__Goal of the exercise__: Check each line below for the word "کلمه" and give the number of lines that have it, nothing more.
══ The records ══
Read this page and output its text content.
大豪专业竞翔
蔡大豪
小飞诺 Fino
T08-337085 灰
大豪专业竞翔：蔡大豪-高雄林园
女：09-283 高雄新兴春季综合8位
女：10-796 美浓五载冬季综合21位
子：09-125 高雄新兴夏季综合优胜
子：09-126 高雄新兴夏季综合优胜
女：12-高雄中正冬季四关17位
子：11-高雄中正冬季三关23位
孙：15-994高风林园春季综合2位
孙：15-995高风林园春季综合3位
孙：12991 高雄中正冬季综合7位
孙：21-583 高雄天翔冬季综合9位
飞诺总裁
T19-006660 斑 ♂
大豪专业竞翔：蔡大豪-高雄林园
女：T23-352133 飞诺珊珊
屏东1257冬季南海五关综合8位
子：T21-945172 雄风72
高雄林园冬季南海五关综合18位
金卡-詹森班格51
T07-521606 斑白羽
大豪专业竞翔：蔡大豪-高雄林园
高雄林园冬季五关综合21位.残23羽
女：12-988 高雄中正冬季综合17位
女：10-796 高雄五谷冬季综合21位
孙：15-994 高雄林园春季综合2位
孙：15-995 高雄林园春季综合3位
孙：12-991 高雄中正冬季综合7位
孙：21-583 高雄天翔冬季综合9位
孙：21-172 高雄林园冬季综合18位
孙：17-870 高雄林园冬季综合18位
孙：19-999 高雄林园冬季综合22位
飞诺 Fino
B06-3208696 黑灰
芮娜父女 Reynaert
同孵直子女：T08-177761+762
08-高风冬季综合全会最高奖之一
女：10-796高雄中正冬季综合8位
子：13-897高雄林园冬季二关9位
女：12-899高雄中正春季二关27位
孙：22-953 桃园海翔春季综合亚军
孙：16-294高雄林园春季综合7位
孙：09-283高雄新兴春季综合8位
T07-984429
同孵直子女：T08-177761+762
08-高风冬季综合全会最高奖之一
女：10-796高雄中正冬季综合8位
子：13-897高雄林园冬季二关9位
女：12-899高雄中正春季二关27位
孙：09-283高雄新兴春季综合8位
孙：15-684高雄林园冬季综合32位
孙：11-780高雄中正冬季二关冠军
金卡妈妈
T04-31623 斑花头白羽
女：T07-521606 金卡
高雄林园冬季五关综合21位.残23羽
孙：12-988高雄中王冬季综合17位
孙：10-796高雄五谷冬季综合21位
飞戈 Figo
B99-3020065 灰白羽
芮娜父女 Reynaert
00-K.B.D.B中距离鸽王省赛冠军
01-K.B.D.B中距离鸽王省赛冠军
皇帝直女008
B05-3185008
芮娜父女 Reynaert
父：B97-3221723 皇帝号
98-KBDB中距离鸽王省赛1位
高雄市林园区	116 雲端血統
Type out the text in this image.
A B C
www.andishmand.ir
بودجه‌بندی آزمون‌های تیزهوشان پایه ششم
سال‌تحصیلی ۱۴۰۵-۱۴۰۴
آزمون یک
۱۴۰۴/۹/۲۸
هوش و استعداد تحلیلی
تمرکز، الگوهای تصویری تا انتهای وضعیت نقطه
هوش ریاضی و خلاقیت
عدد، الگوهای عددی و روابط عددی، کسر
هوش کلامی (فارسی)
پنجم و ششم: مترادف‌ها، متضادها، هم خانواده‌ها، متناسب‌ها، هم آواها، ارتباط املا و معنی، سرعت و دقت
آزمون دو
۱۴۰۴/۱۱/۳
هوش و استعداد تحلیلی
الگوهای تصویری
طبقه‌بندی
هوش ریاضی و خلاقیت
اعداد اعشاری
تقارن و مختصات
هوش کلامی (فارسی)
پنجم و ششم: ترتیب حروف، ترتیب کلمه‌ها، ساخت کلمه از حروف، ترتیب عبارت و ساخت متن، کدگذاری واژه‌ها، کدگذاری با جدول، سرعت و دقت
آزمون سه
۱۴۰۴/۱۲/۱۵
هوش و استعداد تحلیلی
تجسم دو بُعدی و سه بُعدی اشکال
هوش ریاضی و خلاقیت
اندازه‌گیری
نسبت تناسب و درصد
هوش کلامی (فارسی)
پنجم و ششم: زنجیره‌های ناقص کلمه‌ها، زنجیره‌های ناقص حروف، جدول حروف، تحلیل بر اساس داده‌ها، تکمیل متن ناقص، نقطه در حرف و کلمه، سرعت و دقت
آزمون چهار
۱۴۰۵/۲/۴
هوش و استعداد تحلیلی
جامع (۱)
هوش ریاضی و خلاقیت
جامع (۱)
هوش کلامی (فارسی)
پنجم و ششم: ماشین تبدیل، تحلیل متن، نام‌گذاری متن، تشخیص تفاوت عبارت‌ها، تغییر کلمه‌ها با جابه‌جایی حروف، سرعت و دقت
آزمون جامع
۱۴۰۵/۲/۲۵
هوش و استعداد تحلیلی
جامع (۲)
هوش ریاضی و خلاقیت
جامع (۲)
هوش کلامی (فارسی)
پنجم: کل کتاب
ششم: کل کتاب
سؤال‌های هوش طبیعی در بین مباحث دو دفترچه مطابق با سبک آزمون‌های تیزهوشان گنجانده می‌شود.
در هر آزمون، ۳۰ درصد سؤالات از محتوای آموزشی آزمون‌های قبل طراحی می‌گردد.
═══
__Full solution__: 3